== Requirements ==
Tally the lines that hold the string "name", and reply with the count alone.

--- begin Entries provided ---

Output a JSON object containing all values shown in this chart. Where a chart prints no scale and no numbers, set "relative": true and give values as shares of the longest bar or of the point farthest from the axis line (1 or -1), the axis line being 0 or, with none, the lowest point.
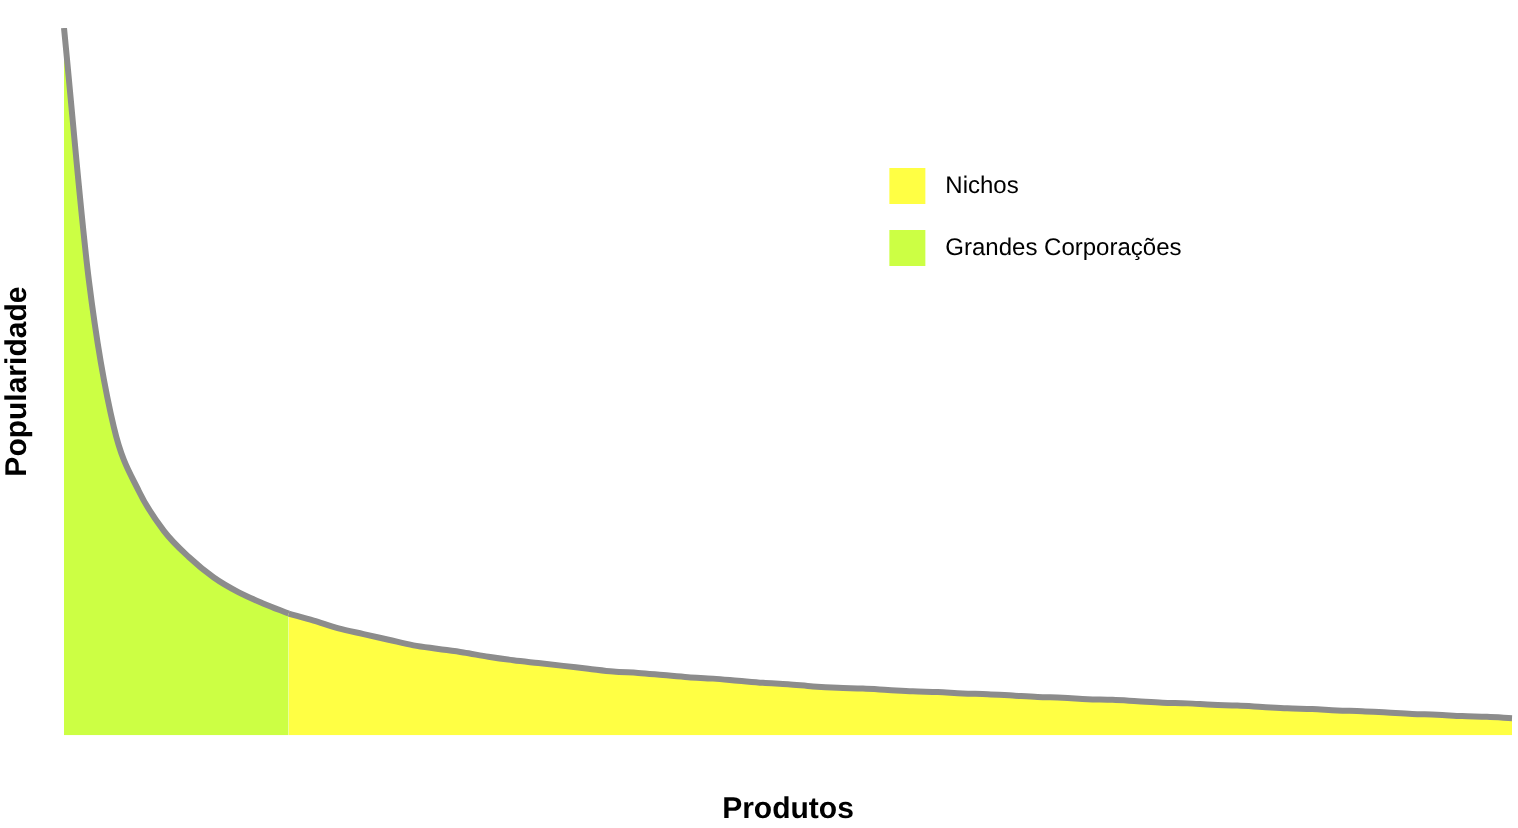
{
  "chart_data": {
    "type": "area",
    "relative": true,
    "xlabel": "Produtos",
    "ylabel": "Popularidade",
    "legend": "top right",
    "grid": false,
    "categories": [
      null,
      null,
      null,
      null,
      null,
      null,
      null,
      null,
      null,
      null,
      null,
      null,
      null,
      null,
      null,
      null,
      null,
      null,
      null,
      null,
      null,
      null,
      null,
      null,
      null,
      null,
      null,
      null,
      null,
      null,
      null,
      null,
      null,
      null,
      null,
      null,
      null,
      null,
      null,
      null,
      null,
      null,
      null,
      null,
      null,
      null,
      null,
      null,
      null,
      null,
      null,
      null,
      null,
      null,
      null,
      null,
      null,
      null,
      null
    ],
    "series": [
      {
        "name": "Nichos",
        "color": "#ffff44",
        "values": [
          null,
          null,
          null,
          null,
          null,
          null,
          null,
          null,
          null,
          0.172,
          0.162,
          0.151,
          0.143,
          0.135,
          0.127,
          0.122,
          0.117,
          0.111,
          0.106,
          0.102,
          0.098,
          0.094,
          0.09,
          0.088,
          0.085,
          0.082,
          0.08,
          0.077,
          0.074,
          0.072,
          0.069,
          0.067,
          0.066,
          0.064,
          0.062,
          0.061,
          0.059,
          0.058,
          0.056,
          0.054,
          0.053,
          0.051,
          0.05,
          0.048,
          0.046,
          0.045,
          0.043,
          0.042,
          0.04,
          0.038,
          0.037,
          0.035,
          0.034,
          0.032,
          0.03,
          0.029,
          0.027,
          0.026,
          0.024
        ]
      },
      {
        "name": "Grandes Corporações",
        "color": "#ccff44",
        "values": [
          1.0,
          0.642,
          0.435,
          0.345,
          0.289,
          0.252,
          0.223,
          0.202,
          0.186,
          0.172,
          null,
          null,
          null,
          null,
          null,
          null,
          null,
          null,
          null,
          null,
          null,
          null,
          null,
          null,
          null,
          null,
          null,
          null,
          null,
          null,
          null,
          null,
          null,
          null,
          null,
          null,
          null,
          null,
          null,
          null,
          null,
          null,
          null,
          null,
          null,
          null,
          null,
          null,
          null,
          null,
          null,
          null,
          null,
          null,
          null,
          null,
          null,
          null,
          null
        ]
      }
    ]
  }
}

--- end Entries provided ---

== The answer ==
2